* start Provided data *

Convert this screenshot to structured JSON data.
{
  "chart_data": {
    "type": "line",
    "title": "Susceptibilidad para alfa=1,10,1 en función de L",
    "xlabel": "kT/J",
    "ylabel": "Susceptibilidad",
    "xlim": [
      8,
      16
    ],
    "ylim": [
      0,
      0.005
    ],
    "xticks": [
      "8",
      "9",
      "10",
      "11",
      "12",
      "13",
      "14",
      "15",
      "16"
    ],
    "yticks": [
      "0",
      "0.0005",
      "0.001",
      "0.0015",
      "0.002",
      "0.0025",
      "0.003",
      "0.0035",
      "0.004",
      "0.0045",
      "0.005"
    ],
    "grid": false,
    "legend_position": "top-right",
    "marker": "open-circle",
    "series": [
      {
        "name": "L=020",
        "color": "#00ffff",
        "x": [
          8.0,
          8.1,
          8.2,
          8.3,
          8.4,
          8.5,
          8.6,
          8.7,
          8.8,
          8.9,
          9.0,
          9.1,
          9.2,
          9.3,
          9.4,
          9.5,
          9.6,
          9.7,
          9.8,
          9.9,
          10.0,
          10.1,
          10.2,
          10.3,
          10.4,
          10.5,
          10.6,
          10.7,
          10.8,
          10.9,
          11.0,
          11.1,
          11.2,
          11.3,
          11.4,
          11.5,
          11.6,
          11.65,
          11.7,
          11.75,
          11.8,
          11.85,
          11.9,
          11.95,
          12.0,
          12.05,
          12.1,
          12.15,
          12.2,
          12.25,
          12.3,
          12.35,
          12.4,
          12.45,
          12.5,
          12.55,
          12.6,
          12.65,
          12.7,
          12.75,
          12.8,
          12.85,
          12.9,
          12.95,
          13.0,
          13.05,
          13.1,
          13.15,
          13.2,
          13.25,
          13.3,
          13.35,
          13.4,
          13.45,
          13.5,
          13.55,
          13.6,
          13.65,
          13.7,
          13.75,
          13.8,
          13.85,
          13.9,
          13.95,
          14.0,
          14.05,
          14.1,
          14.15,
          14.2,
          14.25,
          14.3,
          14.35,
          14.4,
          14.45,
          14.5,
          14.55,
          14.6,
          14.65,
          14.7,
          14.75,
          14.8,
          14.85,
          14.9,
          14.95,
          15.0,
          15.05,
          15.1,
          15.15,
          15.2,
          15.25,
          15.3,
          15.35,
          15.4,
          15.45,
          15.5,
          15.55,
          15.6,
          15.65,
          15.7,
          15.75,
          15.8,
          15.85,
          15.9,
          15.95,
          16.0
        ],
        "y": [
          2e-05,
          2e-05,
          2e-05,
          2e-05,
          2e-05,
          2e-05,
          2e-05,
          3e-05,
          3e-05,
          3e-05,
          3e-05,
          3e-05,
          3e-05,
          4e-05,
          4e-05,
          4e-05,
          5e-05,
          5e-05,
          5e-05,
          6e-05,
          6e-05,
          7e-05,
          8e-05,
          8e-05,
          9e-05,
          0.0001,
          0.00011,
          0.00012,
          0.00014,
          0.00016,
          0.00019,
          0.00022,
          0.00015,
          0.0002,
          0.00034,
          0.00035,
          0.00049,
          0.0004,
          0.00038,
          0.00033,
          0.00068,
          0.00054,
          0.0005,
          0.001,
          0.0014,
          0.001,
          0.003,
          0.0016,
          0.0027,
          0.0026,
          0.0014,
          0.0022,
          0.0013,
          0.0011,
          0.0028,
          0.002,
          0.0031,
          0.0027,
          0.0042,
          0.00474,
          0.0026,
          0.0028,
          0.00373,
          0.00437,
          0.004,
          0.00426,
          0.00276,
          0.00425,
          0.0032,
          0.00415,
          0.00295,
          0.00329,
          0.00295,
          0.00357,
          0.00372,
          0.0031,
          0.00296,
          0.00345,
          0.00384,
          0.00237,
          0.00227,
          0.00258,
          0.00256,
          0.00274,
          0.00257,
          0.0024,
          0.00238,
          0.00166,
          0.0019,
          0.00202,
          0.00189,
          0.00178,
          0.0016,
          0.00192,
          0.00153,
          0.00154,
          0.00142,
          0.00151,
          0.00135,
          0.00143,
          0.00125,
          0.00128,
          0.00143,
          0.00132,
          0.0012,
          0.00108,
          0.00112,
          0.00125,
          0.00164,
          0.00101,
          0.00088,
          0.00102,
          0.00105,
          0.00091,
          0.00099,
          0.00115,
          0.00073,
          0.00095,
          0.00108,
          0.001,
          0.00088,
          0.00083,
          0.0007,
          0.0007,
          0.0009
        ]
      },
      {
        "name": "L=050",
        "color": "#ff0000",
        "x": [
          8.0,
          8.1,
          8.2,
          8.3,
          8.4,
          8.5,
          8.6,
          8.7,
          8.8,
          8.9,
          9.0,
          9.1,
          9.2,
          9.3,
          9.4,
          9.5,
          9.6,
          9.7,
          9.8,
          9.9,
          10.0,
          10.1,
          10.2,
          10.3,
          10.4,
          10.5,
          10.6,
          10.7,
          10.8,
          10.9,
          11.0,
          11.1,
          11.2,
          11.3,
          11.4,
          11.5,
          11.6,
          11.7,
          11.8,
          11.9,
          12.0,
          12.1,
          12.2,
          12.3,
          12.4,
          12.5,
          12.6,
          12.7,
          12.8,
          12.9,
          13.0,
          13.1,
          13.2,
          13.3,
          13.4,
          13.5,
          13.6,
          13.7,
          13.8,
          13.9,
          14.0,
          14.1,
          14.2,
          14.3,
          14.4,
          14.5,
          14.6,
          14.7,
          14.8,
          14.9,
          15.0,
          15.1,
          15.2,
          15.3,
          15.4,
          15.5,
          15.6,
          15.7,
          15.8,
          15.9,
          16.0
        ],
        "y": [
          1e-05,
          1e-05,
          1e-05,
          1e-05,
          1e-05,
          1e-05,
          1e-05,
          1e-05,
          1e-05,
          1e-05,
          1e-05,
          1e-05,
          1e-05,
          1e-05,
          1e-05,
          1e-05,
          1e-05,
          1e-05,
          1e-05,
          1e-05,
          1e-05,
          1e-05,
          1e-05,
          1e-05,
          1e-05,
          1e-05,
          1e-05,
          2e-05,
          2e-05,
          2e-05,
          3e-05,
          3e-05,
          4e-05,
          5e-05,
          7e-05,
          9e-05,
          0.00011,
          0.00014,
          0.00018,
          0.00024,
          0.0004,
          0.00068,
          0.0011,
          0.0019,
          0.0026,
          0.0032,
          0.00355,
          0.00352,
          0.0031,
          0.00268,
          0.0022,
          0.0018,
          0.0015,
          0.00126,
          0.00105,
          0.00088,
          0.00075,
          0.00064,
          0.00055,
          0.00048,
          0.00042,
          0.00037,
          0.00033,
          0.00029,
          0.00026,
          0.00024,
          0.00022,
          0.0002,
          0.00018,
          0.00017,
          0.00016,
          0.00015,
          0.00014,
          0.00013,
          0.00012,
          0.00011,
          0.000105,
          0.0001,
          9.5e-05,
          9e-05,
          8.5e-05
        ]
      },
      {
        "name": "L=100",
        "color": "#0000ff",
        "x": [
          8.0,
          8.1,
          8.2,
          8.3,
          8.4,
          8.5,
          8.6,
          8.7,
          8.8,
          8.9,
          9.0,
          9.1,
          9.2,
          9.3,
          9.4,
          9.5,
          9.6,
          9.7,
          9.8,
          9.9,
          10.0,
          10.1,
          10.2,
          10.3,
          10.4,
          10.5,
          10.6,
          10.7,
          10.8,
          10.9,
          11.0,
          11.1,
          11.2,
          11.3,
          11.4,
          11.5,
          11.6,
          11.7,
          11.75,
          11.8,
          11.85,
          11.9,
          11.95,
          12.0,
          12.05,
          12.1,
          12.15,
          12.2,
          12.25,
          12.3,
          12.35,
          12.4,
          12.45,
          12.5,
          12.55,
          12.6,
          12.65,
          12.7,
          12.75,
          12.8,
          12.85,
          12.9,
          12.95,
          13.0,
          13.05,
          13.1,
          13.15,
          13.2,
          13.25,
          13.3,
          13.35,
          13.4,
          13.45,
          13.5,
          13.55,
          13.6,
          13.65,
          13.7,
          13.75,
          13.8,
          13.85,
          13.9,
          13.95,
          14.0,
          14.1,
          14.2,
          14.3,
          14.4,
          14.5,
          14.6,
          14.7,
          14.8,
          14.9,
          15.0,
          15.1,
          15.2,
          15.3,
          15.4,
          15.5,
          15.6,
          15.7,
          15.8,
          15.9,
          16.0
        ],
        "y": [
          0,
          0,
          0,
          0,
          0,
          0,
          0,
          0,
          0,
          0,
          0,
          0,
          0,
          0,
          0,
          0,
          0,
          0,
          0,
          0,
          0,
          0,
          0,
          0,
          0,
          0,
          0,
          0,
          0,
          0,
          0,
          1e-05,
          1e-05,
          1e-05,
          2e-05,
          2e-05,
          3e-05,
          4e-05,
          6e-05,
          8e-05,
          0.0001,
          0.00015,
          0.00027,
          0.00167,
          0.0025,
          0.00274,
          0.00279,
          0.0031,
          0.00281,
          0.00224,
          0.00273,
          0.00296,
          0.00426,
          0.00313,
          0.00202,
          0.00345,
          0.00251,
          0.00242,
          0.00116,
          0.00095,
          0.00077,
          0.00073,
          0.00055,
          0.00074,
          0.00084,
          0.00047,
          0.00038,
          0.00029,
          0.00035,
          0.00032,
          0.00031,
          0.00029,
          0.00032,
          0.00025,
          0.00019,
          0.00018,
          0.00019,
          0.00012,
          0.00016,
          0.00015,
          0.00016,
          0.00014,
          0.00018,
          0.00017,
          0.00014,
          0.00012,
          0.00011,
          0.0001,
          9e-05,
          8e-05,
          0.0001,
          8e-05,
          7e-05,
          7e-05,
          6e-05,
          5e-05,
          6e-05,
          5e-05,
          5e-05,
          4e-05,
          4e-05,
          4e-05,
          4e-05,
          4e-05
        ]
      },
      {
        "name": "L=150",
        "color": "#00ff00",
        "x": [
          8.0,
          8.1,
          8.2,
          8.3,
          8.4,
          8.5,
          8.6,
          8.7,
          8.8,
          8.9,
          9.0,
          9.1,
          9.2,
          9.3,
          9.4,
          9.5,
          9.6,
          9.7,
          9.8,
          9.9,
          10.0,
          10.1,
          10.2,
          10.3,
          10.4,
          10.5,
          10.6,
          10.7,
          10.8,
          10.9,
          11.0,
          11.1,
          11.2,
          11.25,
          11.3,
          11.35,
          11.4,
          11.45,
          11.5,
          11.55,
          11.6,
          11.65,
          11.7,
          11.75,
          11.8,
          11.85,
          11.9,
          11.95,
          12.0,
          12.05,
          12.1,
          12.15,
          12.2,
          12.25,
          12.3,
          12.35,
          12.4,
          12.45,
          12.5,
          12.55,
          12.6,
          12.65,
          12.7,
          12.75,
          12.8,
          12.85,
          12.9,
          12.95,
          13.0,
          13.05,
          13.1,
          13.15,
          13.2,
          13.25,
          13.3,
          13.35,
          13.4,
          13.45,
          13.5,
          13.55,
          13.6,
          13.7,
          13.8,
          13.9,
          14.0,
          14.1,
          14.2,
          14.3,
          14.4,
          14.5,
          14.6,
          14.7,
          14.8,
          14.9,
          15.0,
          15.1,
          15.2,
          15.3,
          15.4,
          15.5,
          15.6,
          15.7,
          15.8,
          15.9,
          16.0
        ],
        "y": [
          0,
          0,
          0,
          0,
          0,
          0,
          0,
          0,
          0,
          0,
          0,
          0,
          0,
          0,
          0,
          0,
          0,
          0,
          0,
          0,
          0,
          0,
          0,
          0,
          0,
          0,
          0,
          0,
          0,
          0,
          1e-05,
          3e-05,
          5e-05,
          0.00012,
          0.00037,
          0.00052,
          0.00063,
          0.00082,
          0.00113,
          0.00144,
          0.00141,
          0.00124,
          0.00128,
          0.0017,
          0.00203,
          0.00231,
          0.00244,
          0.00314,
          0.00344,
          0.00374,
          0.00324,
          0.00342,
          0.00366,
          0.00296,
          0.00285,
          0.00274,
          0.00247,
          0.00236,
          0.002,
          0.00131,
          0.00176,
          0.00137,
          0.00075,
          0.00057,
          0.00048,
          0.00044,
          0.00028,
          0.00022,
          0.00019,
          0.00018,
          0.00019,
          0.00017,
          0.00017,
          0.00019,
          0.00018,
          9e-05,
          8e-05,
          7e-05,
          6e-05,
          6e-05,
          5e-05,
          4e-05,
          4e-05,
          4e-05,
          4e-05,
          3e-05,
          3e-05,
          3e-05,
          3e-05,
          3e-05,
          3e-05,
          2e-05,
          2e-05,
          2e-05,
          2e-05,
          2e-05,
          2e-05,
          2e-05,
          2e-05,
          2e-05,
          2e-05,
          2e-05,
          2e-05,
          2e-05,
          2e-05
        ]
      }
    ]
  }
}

* end Provided data *

• Required task: Return every line of the preceding records in which the word "color" appears.

• Solution to the problem:
        "color": "#00ffff",
        "color": "#ff0000",
        "color": "#0000ff",
        "color": "#00ff00",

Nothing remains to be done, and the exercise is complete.